**What you will do**. Wherever a line below holds the word "type", copy that line.

**Task input**.
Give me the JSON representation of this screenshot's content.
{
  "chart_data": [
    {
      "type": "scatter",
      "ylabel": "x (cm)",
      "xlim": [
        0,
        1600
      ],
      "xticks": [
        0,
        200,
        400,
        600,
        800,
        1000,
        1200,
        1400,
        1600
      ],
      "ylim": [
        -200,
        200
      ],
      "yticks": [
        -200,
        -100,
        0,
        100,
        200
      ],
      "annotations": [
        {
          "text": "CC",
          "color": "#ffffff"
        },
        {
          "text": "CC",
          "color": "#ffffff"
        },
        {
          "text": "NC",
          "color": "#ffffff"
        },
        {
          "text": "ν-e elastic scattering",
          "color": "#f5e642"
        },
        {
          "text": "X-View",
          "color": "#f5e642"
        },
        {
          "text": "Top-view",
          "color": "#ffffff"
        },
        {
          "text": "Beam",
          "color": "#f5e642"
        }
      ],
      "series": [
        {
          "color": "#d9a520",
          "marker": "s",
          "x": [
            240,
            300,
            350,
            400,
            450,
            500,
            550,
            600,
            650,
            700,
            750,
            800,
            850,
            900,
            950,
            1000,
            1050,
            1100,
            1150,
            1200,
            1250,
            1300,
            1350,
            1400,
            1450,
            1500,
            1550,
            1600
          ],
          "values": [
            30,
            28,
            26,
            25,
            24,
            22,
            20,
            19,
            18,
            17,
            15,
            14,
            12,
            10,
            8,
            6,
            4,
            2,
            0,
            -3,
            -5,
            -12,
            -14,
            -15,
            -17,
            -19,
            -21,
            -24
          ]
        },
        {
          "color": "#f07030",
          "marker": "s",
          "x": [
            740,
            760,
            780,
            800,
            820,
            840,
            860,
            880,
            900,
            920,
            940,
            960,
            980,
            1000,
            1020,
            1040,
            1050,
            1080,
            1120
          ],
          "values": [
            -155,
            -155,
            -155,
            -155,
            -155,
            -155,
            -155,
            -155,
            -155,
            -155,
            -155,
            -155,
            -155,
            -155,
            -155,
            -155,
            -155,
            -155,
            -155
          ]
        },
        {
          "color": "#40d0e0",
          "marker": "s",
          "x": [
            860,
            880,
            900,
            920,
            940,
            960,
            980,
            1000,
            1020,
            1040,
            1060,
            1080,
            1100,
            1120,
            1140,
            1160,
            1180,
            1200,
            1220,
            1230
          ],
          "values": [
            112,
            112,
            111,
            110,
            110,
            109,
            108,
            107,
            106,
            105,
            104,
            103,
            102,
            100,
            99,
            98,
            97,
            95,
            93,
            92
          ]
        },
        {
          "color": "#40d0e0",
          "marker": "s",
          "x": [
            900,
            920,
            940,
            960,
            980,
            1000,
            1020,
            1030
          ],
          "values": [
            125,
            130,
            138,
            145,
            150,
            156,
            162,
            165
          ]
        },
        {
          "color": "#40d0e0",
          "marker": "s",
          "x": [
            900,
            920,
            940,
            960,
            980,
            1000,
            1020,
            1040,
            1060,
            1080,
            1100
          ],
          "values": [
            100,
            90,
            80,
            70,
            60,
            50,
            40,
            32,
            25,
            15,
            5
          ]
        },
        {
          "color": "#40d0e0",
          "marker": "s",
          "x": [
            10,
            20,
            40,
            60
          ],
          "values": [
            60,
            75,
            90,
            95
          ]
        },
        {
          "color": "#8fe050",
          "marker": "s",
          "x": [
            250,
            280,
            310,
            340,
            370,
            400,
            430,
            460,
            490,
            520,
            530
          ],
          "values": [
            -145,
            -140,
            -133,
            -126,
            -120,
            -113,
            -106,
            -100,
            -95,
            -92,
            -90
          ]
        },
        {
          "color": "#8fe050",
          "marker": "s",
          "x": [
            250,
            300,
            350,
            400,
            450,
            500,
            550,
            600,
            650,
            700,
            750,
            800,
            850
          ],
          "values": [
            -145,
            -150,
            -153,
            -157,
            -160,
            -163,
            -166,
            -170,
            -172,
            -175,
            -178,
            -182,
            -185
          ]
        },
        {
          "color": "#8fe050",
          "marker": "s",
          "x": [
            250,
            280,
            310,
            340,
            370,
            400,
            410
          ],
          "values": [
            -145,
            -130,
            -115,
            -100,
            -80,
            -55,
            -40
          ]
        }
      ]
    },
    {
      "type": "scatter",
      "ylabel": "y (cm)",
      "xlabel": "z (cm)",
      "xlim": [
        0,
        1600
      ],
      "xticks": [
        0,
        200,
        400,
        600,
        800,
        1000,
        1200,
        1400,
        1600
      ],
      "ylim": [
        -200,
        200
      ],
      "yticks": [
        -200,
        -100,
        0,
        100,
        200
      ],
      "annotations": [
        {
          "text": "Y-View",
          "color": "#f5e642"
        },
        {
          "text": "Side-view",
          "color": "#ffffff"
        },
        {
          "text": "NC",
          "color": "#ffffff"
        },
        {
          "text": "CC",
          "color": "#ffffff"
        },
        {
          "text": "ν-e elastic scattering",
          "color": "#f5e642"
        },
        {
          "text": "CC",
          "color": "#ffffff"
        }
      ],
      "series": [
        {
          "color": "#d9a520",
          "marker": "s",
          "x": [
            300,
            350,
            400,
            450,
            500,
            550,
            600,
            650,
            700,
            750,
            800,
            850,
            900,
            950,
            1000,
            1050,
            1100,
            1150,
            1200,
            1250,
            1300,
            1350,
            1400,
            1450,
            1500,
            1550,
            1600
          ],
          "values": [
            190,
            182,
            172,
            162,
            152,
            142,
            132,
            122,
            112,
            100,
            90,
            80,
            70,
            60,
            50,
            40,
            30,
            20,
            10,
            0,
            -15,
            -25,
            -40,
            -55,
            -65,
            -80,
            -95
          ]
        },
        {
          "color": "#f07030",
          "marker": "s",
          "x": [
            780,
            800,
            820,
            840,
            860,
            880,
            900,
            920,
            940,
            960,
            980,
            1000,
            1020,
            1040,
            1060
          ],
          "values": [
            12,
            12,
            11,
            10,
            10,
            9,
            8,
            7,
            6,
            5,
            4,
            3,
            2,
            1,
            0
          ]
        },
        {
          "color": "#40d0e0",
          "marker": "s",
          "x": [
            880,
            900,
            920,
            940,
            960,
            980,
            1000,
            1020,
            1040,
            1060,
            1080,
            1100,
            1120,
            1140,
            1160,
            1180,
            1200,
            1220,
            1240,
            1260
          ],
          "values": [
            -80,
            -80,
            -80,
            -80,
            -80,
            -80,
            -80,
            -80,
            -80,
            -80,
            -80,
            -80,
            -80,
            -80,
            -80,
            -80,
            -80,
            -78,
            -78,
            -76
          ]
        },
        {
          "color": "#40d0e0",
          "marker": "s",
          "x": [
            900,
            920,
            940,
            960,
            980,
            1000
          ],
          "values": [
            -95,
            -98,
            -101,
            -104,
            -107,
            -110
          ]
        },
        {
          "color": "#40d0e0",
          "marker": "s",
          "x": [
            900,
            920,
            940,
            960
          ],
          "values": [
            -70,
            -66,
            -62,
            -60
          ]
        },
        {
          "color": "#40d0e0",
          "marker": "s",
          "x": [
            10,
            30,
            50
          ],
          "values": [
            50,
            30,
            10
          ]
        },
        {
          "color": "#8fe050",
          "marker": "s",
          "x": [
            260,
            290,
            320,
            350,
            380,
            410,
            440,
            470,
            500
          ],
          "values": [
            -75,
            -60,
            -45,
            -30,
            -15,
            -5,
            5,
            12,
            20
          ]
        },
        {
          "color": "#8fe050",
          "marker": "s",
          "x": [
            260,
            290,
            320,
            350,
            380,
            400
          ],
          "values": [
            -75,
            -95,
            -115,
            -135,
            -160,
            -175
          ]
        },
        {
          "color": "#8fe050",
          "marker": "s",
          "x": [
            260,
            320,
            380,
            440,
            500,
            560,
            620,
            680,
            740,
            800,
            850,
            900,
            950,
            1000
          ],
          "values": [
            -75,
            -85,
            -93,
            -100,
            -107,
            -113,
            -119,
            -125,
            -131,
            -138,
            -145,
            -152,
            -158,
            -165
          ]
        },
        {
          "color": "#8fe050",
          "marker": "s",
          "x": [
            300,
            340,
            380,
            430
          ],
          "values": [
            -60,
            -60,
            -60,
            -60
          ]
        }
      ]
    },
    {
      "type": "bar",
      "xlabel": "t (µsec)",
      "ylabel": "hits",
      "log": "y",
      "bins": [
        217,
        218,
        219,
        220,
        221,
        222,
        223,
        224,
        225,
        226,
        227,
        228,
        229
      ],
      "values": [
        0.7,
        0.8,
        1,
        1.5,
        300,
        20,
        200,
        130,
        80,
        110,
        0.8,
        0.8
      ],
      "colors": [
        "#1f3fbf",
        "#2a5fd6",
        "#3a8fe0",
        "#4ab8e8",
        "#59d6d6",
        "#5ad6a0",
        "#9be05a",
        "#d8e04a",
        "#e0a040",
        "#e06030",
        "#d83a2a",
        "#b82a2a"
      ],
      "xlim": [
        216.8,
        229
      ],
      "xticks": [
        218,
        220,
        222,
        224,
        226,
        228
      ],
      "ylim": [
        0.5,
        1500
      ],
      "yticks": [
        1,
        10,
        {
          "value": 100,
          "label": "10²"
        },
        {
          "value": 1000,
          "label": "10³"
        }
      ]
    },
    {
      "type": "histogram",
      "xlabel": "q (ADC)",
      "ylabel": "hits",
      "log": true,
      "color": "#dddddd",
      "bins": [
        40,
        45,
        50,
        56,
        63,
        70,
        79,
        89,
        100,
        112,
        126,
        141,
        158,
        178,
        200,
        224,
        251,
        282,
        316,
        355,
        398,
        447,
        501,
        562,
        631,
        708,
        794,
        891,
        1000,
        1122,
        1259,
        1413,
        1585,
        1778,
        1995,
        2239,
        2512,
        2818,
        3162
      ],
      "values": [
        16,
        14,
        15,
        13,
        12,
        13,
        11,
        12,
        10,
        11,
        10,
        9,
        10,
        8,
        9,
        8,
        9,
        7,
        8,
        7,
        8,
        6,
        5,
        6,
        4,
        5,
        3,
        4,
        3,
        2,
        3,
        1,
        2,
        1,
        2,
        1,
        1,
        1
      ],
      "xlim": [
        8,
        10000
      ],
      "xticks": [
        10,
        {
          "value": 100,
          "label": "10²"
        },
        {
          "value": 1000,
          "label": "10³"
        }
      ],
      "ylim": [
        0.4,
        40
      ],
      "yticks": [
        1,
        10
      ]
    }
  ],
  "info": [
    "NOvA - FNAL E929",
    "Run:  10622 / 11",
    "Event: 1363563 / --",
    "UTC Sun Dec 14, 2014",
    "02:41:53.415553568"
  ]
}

**Solution**.
      "type": "scatter",
      "type": "scatter",
      "type": "bar",
      "type": "histogram",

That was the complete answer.